> What is needed: Below are some entries. Copy each line that holds the string "бачыць".

━━ Provided data ━━

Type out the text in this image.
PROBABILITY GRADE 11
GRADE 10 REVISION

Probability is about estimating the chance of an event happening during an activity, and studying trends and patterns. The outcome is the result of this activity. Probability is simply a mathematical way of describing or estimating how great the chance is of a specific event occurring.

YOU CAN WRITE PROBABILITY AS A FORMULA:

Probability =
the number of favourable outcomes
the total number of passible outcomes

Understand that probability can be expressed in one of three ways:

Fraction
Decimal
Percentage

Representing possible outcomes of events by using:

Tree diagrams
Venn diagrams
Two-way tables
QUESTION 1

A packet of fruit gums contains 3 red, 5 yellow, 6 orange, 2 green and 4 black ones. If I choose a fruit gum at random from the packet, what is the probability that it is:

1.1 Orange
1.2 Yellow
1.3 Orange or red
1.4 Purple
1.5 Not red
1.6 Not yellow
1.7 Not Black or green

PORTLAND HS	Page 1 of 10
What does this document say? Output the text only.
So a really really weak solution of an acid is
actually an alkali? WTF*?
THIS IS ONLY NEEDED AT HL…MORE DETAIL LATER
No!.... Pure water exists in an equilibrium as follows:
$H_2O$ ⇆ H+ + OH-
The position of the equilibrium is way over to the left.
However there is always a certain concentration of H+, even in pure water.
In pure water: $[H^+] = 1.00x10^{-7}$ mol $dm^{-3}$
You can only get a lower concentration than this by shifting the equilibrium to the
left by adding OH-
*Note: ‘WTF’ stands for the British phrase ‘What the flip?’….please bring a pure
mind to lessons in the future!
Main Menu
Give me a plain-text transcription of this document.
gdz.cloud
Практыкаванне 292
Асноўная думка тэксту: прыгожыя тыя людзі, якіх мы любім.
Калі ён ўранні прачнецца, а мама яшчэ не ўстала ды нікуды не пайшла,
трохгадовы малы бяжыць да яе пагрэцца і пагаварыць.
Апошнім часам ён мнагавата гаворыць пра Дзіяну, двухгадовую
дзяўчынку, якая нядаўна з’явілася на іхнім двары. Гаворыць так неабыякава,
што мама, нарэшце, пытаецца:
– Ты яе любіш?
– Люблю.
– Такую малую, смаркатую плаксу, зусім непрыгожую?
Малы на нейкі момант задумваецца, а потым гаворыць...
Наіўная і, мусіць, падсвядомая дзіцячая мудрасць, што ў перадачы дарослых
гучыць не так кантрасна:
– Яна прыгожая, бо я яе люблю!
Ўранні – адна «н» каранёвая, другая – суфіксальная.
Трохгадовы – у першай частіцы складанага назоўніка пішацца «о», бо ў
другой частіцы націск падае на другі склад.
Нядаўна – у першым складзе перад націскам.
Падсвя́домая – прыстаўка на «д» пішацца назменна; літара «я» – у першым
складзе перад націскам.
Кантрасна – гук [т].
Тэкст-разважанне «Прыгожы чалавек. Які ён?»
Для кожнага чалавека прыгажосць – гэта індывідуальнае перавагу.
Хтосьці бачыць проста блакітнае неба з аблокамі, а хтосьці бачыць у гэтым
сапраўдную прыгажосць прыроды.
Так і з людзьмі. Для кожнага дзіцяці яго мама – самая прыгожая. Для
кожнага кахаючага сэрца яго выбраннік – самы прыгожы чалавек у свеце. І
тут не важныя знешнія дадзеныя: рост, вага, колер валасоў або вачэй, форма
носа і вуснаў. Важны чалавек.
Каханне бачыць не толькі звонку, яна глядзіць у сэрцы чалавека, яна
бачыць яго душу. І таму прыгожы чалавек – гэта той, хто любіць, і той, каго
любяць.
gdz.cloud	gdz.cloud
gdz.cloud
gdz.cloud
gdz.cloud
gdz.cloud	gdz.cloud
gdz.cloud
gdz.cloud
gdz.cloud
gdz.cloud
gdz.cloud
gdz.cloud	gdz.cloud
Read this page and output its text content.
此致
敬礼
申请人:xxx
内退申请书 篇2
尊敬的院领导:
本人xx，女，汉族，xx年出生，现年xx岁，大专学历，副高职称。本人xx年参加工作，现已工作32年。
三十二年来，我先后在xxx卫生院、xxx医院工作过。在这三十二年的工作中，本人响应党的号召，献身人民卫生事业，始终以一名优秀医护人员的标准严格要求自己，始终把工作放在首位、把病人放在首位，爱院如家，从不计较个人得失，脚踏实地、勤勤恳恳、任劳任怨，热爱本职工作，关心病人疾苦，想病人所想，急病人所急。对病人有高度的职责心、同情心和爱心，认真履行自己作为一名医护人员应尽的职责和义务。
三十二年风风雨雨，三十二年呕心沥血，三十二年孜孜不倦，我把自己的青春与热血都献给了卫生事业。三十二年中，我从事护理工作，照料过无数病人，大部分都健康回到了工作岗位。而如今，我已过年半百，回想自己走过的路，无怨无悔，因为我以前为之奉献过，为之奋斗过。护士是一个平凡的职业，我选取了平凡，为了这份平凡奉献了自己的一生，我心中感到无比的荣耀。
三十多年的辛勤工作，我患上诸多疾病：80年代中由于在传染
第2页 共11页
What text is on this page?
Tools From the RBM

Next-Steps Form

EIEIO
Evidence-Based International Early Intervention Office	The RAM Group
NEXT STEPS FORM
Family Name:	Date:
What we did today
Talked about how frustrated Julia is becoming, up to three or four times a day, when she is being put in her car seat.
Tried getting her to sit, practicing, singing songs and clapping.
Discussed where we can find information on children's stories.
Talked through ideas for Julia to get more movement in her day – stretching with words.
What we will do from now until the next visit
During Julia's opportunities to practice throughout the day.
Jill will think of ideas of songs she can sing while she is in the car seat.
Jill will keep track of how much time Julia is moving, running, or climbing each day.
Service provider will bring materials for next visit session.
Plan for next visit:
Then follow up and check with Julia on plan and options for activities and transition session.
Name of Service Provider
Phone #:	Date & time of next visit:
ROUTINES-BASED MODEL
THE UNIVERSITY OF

━━━

> Exercise output:
Хтосьці бачыць проста блакітнае неба з аблокамі, а хтосьці бачыць у гэтым
Каханне бачыць не толькі звонку, яна глядзіць у сэрцы чалавека, яна
бачыць яго душу. І таму прыгожы чалавек – гэта той, хто любіць, і той, каго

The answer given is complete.